WORK TO BE COMPLETED — Find every line in the records below that holds the word "bulunmadığını" and copy it.

SUPPLIED MATERIAL —
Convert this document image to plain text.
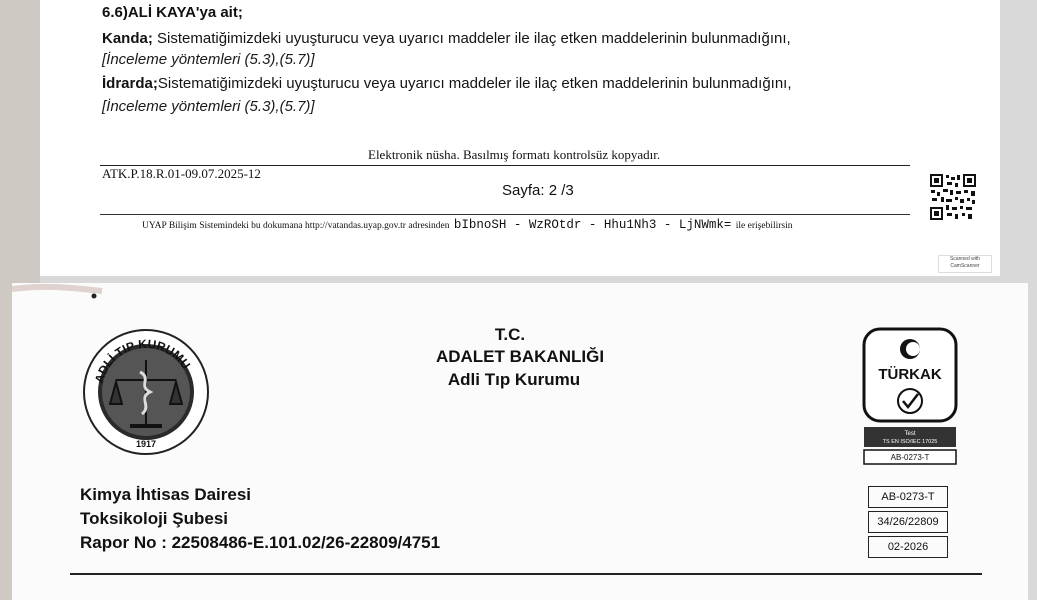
6.6)ALİ KAYA'ya ait;
Kanda; Sistematiğimizdeki uyuşturucu veya uyarıcı maddeler ile ilaç etken maddelerinin bulunmadığını,
[İnceleme yöntemleri (5.3),(5.7)]
İdrarda;Sistematiğimizdeki uyuşturucu veya uyarıcı maddeler ile ilaç etken maddelerinin bulunmadığını,
[İnceleme yöntemleri (5.3),(5.7)]
Elektronik nüsha. Basılmış formatı kontrolsüz kopyadır.
ATK.P.18.R.01-09.07.2025-12
Sayfa: 2 /3
UYAP Bilişim Sistemindeki bu dokumana http://vatandas.uyap.gov.tr adresinden bIbnoSH - WzROtdr - Hhu1Nh3 - LjNWmk= ile erişebilirsin
Scanned with CamScanner
ADLİ TIP KURUMU
1917
T.C.
ADALET BAKANLIĞI
Adli Tıp Kurumu	TÜRKAK
Test
TS EN ISO/IEC 17025
AB-0273-T
Kimya İhtisas Dairesi
Toksikoloji Şubesi
Rapor No : 22508486-E.101.02/26-22809/4751
AB-0273-T
34/26/22809
02-2026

COMPLETE OUTPUT —
Kanda; Sistematiğimizdeki uyuşturucu veya uyarıcı maddeler ile ilaç etken maddelerinin bulunmadığını,
İdrarda;Sistematiğimizdeki uyuşturucu veya uyarıcı maddeler ile ilaç etken maddelerinin bulunmadığını,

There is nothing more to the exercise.